■ **PROBLEM REQUIREMENTS**
Find the lines holding "Land" and copy them.

■ **EXERCISE INPUTS**
________________________

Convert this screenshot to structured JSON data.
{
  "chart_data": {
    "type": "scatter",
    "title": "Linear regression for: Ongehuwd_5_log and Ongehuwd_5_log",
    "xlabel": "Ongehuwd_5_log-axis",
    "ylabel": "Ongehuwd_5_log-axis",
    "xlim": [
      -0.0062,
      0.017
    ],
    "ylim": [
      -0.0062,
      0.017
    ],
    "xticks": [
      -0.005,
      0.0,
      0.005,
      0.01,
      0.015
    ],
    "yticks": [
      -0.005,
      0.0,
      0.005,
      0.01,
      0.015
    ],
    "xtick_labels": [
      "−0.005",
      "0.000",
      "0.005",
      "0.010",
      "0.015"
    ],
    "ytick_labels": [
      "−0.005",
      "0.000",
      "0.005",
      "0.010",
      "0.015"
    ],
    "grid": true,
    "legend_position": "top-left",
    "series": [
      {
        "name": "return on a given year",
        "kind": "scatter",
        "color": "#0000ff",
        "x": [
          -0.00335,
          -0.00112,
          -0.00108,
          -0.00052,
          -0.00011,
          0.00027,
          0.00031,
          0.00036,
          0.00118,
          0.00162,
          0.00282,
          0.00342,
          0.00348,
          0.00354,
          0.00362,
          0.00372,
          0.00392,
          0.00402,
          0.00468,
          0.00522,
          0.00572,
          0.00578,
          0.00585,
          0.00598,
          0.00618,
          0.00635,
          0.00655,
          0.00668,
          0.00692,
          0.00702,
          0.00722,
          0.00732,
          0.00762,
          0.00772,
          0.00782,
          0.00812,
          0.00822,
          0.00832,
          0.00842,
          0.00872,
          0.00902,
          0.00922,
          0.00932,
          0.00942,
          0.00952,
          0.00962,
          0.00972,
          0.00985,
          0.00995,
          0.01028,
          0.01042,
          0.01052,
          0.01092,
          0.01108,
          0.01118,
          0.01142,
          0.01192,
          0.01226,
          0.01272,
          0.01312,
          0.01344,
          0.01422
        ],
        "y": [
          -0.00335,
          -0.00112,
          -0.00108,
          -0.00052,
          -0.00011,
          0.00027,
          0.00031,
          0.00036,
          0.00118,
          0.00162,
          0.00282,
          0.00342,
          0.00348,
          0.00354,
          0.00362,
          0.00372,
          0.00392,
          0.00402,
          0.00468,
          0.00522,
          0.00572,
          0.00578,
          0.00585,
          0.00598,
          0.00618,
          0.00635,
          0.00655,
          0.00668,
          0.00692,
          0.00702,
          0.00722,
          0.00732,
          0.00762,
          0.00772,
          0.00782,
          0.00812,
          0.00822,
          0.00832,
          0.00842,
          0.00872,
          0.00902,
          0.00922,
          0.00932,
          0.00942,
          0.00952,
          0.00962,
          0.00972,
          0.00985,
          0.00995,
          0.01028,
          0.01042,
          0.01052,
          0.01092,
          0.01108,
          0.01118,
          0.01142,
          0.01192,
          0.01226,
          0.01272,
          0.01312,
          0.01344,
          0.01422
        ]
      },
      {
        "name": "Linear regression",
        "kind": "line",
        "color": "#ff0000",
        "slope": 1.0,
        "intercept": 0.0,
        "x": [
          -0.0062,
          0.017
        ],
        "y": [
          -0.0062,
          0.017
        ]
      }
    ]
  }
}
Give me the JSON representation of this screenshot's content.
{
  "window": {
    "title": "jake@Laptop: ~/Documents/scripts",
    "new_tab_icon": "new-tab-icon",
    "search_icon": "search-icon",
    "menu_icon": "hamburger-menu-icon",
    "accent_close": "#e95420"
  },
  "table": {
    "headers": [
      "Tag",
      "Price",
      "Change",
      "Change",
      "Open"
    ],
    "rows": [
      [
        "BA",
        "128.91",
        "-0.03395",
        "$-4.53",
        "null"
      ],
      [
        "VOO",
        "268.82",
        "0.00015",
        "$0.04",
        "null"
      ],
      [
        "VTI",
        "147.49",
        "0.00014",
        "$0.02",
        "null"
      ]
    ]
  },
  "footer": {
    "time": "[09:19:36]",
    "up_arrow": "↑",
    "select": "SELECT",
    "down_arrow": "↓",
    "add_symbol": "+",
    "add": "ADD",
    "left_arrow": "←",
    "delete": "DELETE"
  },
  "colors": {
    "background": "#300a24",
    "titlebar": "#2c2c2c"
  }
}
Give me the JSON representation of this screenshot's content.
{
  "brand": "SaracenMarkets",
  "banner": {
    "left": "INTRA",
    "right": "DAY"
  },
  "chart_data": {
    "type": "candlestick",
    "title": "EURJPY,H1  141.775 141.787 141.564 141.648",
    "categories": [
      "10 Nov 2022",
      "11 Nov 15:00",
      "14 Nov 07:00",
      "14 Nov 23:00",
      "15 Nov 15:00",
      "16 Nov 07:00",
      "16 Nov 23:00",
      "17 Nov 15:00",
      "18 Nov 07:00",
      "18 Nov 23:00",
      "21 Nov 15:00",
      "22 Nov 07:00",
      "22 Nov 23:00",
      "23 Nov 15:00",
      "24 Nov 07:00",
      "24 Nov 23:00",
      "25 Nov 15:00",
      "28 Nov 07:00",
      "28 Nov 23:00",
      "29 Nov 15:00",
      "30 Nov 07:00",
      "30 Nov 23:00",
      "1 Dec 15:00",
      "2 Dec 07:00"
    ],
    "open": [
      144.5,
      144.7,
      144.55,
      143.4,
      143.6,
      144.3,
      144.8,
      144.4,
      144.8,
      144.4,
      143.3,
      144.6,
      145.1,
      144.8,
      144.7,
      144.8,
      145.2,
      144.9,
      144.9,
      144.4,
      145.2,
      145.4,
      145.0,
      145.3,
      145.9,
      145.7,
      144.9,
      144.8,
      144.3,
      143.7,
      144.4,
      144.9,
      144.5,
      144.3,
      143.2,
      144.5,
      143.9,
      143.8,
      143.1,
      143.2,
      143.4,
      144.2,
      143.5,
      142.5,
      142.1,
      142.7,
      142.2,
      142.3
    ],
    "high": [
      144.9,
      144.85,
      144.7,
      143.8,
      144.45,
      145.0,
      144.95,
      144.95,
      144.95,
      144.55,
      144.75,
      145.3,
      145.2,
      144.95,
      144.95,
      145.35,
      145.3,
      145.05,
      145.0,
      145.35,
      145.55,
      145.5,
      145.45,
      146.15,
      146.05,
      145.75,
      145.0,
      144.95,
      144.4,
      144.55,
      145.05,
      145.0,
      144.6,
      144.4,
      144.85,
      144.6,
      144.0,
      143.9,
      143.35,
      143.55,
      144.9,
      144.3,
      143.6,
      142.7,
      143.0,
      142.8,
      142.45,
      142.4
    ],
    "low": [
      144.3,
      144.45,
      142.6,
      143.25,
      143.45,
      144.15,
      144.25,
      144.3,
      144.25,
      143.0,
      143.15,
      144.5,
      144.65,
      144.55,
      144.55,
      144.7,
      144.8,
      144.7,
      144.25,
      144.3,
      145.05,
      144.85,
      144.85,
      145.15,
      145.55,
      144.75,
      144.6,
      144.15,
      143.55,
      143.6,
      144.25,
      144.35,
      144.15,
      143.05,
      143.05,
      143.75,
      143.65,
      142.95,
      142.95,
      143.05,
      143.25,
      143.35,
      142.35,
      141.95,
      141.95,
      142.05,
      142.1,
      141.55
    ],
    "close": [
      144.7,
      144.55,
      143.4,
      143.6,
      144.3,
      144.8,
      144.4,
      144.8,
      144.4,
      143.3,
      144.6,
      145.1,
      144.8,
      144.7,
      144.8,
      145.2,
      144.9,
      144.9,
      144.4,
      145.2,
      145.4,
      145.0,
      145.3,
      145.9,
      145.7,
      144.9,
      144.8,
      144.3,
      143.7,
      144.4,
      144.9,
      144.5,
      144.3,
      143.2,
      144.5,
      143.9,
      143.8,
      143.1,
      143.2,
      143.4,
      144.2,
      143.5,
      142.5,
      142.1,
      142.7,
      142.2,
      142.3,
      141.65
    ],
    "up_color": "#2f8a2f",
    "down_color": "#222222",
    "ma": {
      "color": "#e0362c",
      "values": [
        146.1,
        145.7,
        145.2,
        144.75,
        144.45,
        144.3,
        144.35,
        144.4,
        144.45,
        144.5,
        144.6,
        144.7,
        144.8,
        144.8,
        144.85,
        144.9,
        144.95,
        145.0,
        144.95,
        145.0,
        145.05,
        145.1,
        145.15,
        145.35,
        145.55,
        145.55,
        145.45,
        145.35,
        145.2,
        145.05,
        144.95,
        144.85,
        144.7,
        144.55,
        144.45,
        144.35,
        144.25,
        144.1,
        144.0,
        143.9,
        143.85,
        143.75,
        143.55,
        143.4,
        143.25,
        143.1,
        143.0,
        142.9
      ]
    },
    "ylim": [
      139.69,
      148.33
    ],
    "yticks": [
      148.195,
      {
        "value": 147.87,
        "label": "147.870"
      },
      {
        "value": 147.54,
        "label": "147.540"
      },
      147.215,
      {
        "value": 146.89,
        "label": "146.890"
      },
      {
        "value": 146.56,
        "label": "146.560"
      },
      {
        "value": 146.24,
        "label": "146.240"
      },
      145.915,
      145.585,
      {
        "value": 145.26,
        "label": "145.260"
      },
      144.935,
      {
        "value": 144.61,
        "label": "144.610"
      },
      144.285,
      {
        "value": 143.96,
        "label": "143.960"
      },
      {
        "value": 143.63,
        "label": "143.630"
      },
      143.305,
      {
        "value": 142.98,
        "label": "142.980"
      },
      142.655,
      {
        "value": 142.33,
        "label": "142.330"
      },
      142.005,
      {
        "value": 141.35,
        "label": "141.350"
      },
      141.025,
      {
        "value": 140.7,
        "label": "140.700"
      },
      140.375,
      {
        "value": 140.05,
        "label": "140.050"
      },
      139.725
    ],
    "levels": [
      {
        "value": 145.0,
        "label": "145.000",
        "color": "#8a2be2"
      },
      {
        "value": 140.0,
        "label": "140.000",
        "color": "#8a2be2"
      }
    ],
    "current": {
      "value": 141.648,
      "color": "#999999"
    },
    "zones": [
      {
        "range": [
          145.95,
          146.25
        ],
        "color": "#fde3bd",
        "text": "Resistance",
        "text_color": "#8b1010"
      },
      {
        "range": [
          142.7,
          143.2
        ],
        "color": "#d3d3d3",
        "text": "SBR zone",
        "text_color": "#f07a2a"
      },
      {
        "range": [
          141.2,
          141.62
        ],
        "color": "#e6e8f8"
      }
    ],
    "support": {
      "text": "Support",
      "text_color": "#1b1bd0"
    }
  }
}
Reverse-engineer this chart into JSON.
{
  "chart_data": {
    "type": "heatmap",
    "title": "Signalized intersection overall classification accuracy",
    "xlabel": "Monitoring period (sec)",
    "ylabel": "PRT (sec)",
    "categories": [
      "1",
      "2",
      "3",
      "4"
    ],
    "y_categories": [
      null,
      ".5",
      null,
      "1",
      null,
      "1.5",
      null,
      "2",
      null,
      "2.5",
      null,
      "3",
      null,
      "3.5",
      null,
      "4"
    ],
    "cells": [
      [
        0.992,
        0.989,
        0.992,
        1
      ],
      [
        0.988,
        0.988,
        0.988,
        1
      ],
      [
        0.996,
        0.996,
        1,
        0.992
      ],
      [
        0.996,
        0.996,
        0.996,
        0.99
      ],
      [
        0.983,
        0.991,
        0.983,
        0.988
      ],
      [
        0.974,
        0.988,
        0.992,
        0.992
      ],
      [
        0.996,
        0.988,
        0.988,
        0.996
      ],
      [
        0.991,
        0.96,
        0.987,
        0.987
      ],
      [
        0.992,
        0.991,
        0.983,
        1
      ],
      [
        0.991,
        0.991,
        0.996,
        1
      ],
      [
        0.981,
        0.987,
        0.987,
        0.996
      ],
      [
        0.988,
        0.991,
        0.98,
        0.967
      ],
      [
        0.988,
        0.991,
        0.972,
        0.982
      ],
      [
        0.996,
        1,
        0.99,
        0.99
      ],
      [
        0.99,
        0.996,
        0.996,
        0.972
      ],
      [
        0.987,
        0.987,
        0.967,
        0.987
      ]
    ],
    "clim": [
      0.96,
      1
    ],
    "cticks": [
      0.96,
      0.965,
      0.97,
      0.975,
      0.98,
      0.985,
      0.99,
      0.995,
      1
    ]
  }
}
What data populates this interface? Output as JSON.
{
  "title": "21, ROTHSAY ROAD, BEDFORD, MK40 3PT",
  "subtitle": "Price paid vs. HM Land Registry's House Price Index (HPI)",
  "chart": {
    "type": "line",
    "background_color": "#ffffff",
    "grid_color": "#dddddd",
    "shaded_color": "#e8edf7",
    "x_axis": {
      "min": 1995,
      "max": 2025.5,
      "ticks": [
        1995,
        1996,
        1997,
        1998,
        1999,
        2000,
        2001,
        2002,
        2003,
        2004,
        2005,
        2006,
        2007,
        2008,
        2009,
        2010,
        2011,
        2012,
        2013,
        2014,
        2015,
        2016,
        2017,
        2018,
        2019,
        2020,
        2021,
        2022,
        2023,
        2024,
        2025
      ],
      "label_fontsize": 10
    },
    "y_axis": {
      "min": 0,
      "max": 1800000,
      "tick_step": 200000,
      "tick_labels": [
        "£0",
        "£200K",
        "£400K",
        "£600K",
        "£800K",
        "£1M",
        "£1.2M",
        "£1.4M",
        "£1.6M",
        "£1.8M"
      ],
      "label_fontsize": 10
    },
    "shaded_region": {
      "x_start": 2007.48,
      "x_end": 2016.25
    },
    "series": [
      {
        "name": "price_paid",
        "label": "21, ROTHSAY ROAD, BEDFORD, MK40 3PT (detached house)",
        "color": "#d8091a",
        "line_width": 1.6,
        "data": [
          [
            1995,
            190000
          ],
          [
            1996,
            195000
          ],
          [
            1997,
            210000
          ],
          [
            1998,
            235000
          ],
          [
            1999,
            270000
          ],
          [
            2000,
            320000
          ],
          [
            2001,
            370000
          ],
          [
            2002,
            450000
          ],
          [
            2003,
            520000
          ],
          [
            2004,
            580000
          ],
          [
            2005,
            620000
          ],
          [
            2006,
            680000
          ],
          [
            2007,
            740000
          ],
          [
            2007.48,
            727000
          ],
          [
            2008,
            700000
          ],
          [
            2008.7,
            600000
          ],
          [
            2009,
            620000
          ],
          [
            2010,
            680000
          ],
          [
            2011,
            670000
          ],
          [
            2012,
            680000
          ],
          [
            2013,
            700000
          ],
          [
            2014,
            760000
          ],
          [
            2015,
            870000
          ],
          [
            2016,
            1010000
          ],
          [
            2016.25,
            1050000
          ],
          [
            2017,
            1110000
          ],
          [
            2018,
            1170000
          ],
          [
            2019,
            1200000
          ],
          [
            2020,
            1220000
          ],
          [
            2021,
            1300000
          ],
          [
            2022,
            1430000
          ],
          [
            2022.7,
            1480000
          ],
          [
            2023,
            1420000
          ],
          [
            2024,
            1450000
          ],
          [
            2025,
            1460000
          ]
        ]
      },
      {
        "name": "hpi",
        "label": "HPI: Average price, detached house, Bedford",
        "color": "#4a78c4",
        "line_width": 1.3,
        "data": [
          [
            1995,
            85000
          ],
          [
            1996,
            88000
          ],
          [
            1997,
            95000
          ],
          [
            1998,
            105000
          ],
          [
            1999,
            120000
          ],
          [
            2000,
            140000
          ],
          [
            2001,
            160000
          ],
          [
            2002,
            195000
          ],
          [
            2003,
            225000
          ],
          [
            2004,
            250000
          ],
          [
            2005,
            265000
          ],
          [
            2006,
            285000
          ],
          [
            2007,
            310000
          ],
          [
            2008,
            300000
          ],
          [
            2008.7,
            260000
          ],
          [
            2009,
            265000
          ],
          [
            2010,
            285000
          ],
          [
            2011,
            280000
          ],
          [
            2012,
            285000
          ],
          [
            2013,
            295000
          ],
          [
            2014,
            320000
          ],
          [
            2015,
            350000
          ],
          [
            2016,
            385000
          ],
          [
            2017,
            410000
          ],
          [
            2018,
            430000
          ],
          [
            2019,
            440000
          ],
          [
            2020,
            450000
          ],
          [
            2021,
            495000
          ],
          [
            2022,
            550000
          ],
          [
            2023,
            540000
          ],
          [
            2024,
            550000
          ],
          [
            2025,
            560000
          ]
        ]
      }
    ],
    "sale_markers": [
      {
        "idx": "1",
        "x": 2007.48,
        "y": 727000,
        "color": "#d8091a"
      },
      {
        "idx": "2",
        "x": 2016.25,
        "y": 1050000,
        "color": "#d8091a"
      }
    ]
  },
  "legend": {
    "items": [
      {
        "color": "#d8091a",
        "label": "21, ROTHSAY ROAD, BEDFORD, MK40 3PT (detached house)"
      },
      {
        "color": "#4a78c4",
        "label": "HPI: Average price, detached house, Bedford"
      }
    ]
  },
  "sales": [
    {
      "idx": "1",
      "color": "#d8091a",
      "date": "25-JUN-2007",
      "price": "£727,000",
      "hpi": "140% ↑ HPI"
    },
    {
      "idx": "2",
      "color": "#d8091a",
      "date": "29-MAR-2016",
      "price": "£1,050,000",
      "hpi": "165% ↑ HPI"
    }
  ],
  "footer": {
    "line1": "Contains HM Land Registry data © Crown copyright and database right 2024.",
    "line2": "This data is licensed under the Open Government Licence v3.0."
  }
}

________________________

■ **RESULT FOR THIS TASK**
  "subtitle": "Price paid vs. HM Land Registry's House Price Index (HPI)",
    "line1": "Contains HM Land Registry data © Crown copyright and database right 2024.",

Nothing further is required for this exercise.